» **WHAT THIS TASK INVOLVES**
Select all lines with the string "규준참조평가와" in them, and copy those lines.
## Begin SUPPLIED DATA
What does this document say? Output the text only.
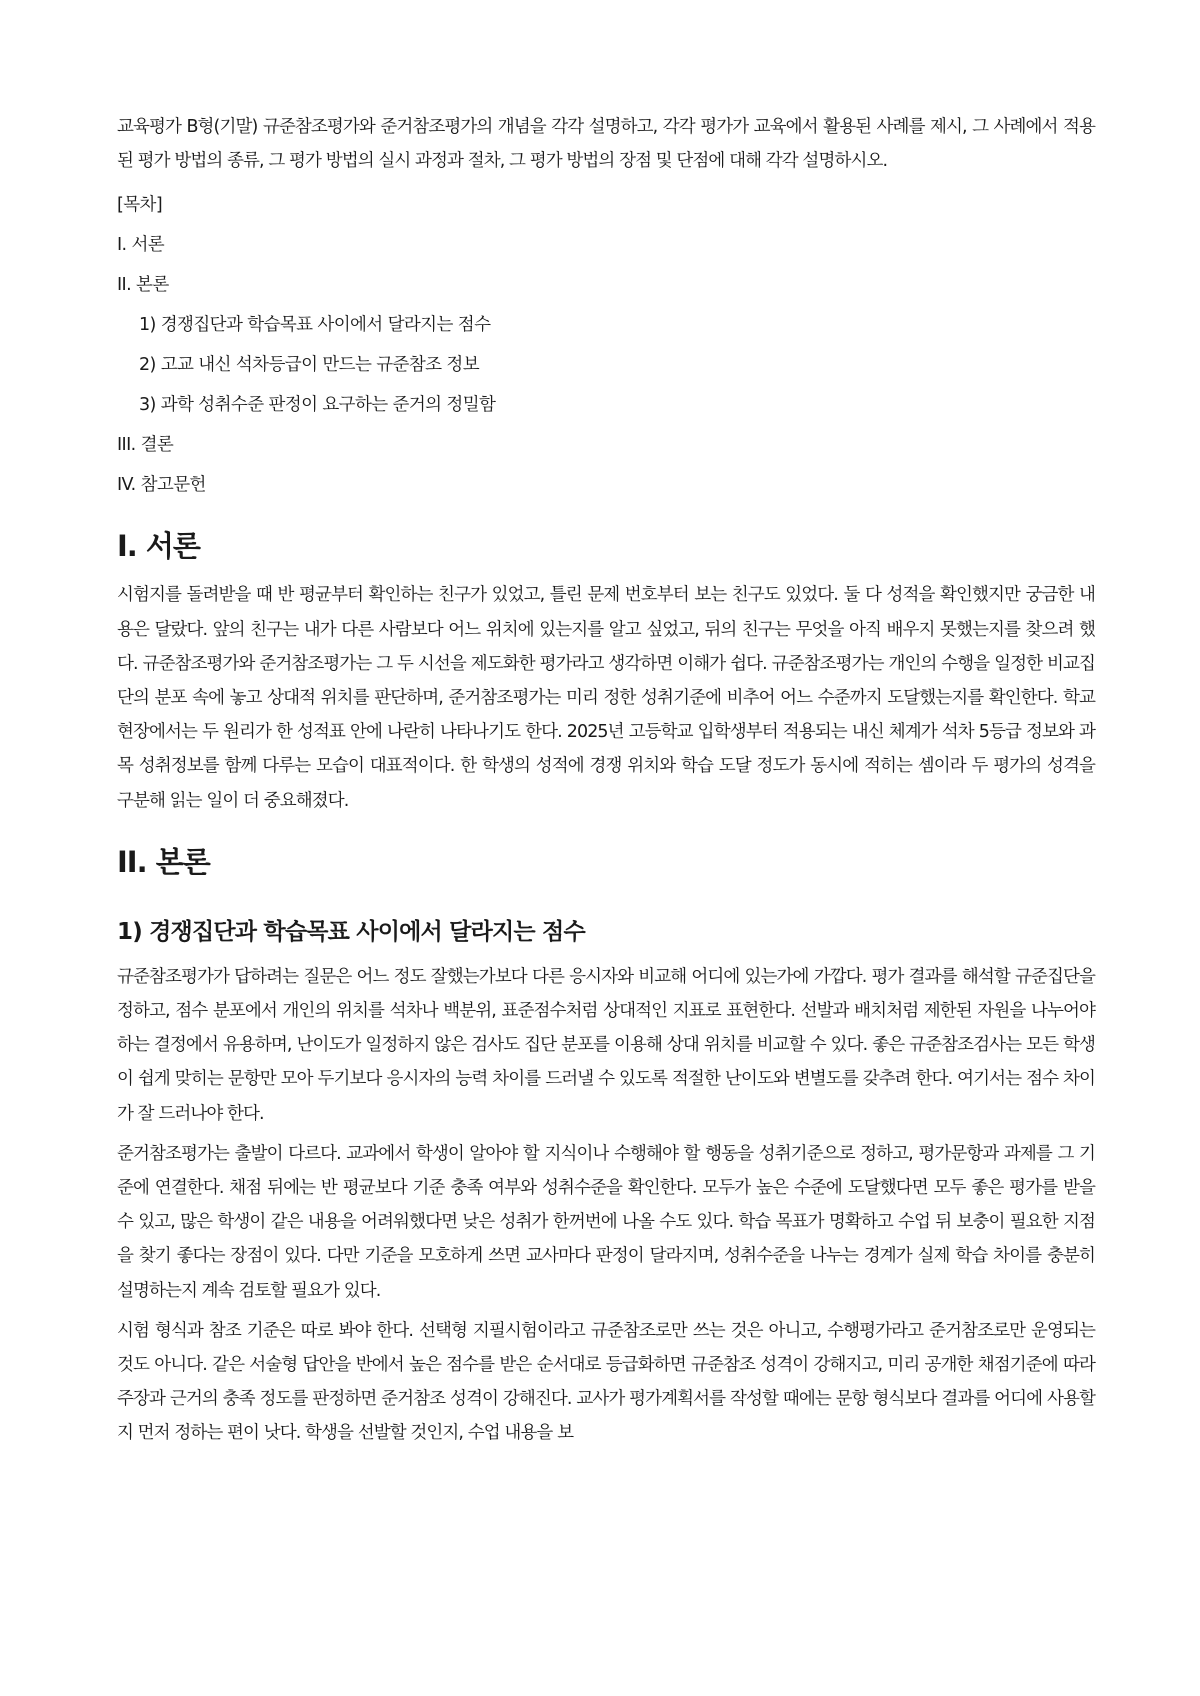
교육평가 B형(기말) 규준참조평가와 준거참조평가의 개념을 각각 설명하고, 각각 평가가 교육에서 활용된 사례를 제시, 그 사례에서 적용된 평가 방법의 종류, 그 평가 방법의 실시 과정과 절차, 그 평가 방법의 장점 및 단점에 대해 각각 설명하시오.

[목차]
I. 서론
II. 본론
1) 경쟁집단과 학습목표 사이에서 달라지는 점수
2) 고교 내신 석차등급이 만드는 규준참조 정보
3) 과학 성취수준 판정이 요구하는 준거의 정밀함
III. 결론
IV. 참고문헌
I. 서론

시험지를 돌려받을 때 반 평균부터 확인하는 친구가 있었고, 틀린 문제 번호부터 보는 친구도 있었다. 둘 다 성적을 확인했지만 궁금한 내용은 달랐다. 앞의 친구는 내가 다른 사람보다 어느 위치에 있는지를 알고 싶었고, 뒤의 친구는 무엇을 아직 배우지 못했는지를 찾으려 했다. 규준참조평가와 준거참조평가는 그 두 시선을 제도화한 평가라고 생각하면 이해가 쉽다. 규준참조평가는 개인의 수행을 일정한 비교집단의 분포 속에 놓고 상대적 위치를 판단하며, 준거참조평가는 미리 정한 성취기준에 비추어 어느 수준까지 도달했는지를 확인한다. 학교 현장에서는 두 원리가 한 성적표 안에 나란히 나타나기도 한다. 2025년 고등학교 입학생부터 적용되는 내신 체계가 석차 5등급 정보와 과목 성취정보를 함께 다루는 모습이 대표적이다. 한 학생의 성적에 경쟁 위치와 학습 도달 정도가 동시에 적히는 셈이라 두 평가의 성격을 구분해 읽는 일이 더 중요해졌다.

II. 본론
1) 경쟁집단과 학습목표 사이에서 달라지는 점수

규준참조평가가 답하려는 질문은 어느 정도 잘했는가보다 다른 응시자와 비교해 어디에 있는가에 가깝다. 평가 결과를 해석할 규준집단을 정하고, 점수 분포에서 개인의 위치를 석차나 백분위, 표준점수처럼 상대적인 지표로 표현한다. 선발과 배치처럼 제한된 자원을 나누어야 하는 결정에서 유용하며, 난이도가 일정하지 않은 검사도 집단 분포를 이용해 상대 위치를 비교할 수 있다. 좋은 규준참조검사는 모든 학생이 쉽게 맞히는 문항만 모아 두기보다 응시자의 능력 차이를 드러낼 수 있도록 적절한 난이도와 변별도를 갖추려 한다. 여기서는 점수 차이가 잘 드러나야 한다.

준거참조평가는 출발이 다르다. 교과에서 학생이 알아야 할 지식이나 수행해야 할 행동을 성취기준으로 정하고, 평가문항과 과제를 그 기준에 연결한다. 채점 뒤에는 반 평균보다 기준 충족 여부와 성취수준을 확인한다. 모두가 높은 수준에 도달했다면 모두 좋은 평가를 받을 수 있고, 많은 학생이 같은 내용을 어려워했다면 낮은 성취가 한꺼번에 나올 수도 있다. 학습 목표가 명확하고 수업 뒤 보충이 필요한 지점을 찾기 좋다는 장점이 있다. 다만 기준을 모호하게 쓰면 교사마다 판정이 달라지며, 성취수준을 나누는 경계가 실제 학습 차이를 충분히 설명하는지 계속 검토할 필요가 있다.

시험 형식과 참조 기준은 따로 봐야 한다. 선택형 지필시험이라고 규준참조로만 쓰는 것은 아니고, 수행평가라고 준거참조로만 운영되는 것도 아니다. 같은 서술형 답안을 반에서 높은 점수를 받은 순서대로 등급화하면 규준참조 성격이 강해지고, 미리 공개한 채점기준에 따라 주장과 근거의 충족 정도를 판정하면 준거참조 성격이 강해진다. 교사가 평가계획서를 작성할 때에는 문항 형식보다 결과를 어디에 사용할지 먼저 정하는 편이 낫다. 학생을 선발할 것인지, 수업 내용을 보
## End SUPPLIED DATA
» **SOLVED EXERCISE**
교육평가 B형(기말) 규준참조평가와 준거참조평가의 개념을 각각 설명하고, 각각 평가가 교육에서 활용된 사례를 제시, 그 사례에서 적용된 평가 방법의 종류, 그 평가 방법의 실시 과정과 절차, 그 평가 방법의 장점 및 단점에 대해 각각 설명하시오.
시험지를 돌려받을 때 반 평균부터 확인하는 친구가 있었고, 틀린 문제 번호부터 보는 친구도 있었다. 둘 다 성적을 확인했지만 궁금한 내용은 달랐다. 앞의 친구는 내가 다른 사람보다 어느 위치에 있는지를 알고 싶었고, 뒤의 친구는 무엇을 아직 배우지 못했는지를 찾으려 했다. 규준참조평가와 준거참조평가는 그 두 시선을 제도화한 평가라고 생각하면 이해가 쉽다. 규준참조평가는 개인의 수행을 일정한 비교집단의 분포 속에 놓고 상대적 위치를 판단하며, 준거참조평가는 미리 정한 성취기준에 비추어 어느 수준까지 도달했는지를 확인한다. 학교 현장에서는 두 원리가 한 성적표 안에 나란히 나타나기도 한다. 2025년 고등학교 입학생부터 적용되는 내신 체계가 석차 5등급 정보와 과목 성취정보를 함께 다루는 모습이 대표적이다. 한 학생의 성적에 경쟁 위치와 학습 도달 정도가 동시에 적히는 셈이라 두 평가의 성격을 구분해 읽는 일이 더 중요해졌다.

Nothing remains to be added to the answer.